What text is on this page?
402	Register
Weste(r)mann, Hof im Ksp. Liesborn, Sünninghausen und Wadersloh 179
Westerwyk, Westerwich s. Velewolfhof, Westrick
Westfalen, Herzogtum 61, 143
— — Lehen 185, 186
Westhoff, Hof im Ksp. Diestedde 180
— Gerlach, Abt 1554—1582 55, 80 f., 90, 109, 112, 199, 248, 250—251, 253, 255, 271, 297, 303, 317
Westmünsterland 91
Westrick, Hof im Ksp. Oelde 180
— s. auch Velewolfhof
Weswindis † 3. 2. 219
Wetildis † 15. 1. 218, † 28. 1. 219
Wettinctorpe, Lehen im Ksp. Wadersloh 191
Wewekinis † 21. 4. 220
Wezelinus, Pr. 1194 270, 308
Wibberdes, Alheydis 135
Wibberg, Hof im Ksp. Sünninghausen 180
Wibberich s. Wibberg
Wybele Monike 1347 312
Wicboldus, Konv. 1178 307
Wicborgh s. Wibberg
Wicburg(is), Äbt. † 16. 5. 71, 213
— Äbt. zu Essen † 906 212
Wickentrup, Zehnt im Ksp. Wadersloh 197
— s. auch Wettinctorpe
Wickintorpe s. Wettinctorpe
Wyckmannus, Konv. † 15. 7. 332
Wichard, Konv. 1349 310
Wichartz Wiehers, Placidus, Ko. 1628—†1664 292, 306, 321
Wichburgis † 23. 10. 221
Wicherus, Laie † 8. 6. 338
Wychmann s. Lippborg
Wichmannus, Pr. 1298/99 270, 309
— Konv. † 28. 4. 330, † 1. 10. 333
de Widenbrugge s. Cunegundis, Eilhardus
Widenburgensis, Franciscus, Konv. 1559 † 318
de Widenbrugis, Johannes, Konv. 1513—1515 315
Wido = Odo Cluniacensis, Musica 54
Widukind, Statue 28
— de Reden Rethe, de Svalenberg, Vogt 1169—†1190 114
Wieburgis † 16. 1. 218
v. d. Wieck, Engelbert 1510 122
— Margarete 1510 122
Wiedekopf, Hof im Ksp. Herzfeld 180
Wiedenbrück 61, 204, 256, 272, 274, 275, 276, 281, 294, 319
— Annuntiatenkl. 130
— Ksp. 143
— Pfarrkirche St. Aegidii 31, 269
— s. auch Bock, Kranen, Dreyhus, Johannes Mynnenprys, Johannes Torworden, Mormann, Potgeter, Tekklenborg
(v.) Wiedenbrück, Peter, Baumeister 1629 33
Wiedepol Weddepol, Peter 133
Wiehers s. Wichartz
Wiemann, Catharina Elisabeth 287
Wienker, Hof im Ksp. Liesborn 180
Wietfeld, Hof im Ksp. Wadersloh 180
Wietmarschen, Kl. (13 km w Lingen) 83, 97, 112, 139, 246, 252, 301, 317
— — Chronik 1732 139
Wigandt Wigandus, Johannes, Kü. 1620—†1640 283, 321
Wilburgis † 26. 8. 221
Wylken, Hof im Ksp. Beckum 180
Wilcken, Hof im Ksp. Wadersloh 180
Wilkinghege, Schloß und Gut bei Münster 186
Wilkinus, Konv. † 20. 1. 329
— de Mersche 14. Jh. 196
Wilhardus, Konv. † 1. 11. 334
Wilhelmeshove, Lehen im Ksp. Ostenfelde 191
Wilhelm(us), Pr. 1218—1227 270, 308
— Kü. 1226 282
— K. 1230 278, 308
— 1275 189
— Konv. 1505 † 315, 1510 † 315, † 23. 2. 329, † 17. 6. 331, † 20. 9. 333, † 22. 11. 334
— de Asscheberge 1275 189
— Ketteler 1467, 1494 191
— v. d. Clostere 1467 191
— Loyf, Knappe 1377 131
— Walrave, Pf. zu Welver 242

==============================

■ **WHAT IS NEEDED**: Print the records above in full, exactly.

■ **EXPECTED ANSWER**:
What text is on this page?
402	Register
Weste(r)mann, Hof im Ksp. Liesborn, Sünninghausen und Wadersloh 179
Westerwyk, Westerwich s. Velewolfhof, Westrick
Westfalen, Herzogtum 61, 143
— — Lehen 185, 186
Westhoff, Hof im Ksp. Diestedde 180
— Gerlach, Abt 1554—1582 55, 80 f., 90, 109, 112, 199, 248, 250—251, 253, 255, 271, 297, 303, 317
Westmünsterland 91
Westrick, Hof im Ksp. Oelde 180
— s. auch Velewolfhof
Weswindis † 3. 2. 219
Wetildis † 15. 1. 218, † 28. 1. 219
Wettinctorpe, Lehen im Ksp. Wadersloh 191
Wewekinis † 21. 4. 220
Wezelinus, Pr. 1194 270, 308
Wibberdes, Alheydis 135
Wibberg, Hof im Ksp. Sünninghausen 180
Wibberich s. Wibberg
Wybele Monike 1347 312
Wicboldus, Konv. 1178 307
Wicborgh s. Wibberg
Wicburg(is), Äbt. † 16. 5. 71, 213
— Äbt. zu Essen † 906 212
Wickentrup, Zehnt im Ksp. Wadersloh 197
— s. auch Wettinctorpe
Wickintorpe s. Wettinctorpe
Wyckmannus, Konv. † 15. 7. 332
Wichard, Konv. 1349 310
Wichartz Wiehers, Placidus, Ko. 1628—†1664 292, 306, 321
Wichburgis † 23. 10. 221
Wicherus, Laie † 8. 6. 338
Wychmann s. Lippborg
Wichmannus, Pr. 1298/99 270, 309
— Konv. † 28. 4. 330, † 1. 10. 333
de Widenbrugge s. Cunegundis, Eilhardus
Widenburgensis, Franciscus, Konv. 1559 † 318
de Widenbrugis, Johannes, Konv. 1513—1515 315
Wido = Odo Cluniacensis, Musica 54
Widukind, Statue 28
— de Reden Rethe, de Svalenberg, Vogt 1169—†1190 114
Wieburgis † 16. 1. 218
v. d. Wieck, Engelbert 1510 122
— Margarete 1510 122
Wiedekopf, Hof im Ksp. Herzfeld 180
Wiedenbrück 61, 204, 256, 272, 274, 275, 276, 281, 294, 319
— Annuntiatenkl. 130
— Ksp. 143
— Pfarrkirche St. Aegidii 31, 269
— s. auch Bock, Kranen, Dreyhus, Johannes Mynnenprys, Johannes Torworden, Mormann, Potgeter, Tekklenborg
(v.) Wiedenbrück, Peter, Baumeister 1629 33
Wiedepol Weddepol, Peter 133
Wiehers s. Wichartz
Wiemann, Catharina Elisabeth 287
Wienker, Hof im Ksp. Liesborn 180
Wietfeld, Hof im Ksp. Wadersloh 180
Wietmarschen, Kl. (13 km w Lingen) 83, 97, 112, 139, 246, 252, 301, 317
— — Chronik 1732 139
Wigandt Wigandus, Johannes, Kü. 1620—†1640 283, 321
Wilburgis † 26. 8. 221
Wylken, Hof im Ksp. Beckum 180
Wilcken, Hof im Ksp. Wadersloh 180
Wilkinghege, Schloß und Gut bei Münster 186
Wilkinus, Konv. † 20. 1. 329
— de Mersche 14. Jh. 196
Wilhardus, Konv. † 1. 11. 334
Wilhelmeshove, Lehen im Ksp. Ostenfelde 191
Wilhelm(us), Pr. 1218—1227 270, 308
— Kü. 1226 282
— K. 1230 278, 308
— 1275 189
— Konv. 1505 † 315, 1510 † 315, † 23. 2. 329, † 17. 6. 331, † 20. 9. 333, † 22. 11. 334
— de Asscheberge 1275 189
— Ketteler 1467, 1494 191
— v. d. Clostere 1467 191
— Loyf, Knappe 1377 131
— Walrave, Pf. zu Welver 242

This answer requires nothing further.